What is expected: Reproduce all entries precisely, down to the last character.
---+---
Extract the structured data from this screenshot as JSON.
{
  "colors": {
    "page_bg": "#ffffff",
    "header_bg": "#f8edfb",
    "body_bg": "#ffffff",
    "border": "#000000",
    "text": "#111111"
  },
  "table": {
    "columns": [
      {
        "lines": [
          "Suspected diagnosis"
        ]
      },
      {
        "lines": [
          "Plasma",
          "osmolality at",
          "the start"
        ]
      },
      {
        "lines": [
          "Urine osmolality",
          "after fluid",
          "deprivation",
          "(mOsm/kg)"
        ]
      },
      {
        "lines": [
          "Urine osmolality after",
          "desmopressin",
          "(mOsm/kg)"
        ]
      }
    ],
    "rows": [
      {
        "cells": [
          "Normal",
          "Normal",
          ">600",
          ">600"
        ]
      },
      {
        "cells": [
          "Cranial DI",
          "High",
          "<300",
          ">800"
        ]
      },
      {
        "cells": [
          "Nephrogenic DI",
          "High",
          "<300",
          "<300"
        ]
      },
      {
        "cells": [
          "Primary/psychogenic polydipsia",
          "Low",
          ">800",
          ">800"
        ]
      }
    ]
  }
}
---+---
Task output:
Extract the structured data from this screenshot as JSON.
{
  "colors": {
    "page_bg": "#ffffff",
    "header_bg": "#f8edfb",
    "body_bg": "#ffffff",
    "border": "#000000",
    "text": "#111111"
  },
  "table": {
    "columns": [
      {
        "lines": [
          "Suspected diagnosis"
        ]
      },
      {
        "lines": [
          "Plasma",
          "osmolality at",
          "the start"
        ]
      },
      {
        "lines": [
          "Urine osmolality",
          "after fluid",
          "deprivation",
          "(mOsm/kg)"
        ]
      },
      {
        "lines": [
          "Urine osmolality after",
          "desmopressin",
          "(mOsm/kg)"
        ]
      }
    ],
    "rows": [
      {
        "cells": [
          "Normal",
          "Normal",
          ">600",
          ">600"
        ]
      },
      {
        "cells": [
          "Cranial DI",
          "High",
          "<300",
          ">800"
        ]
      },
      {
        "cells": [
          "Nephrogenic DI",
          "High",
          "<300",
          "<300"
        ]
      },
      {
        "cells": [
          "Primary/psychogenic polydipsia",
          "Low",
          ">800",
          ">800"
        ]
      }
    ]
  }
}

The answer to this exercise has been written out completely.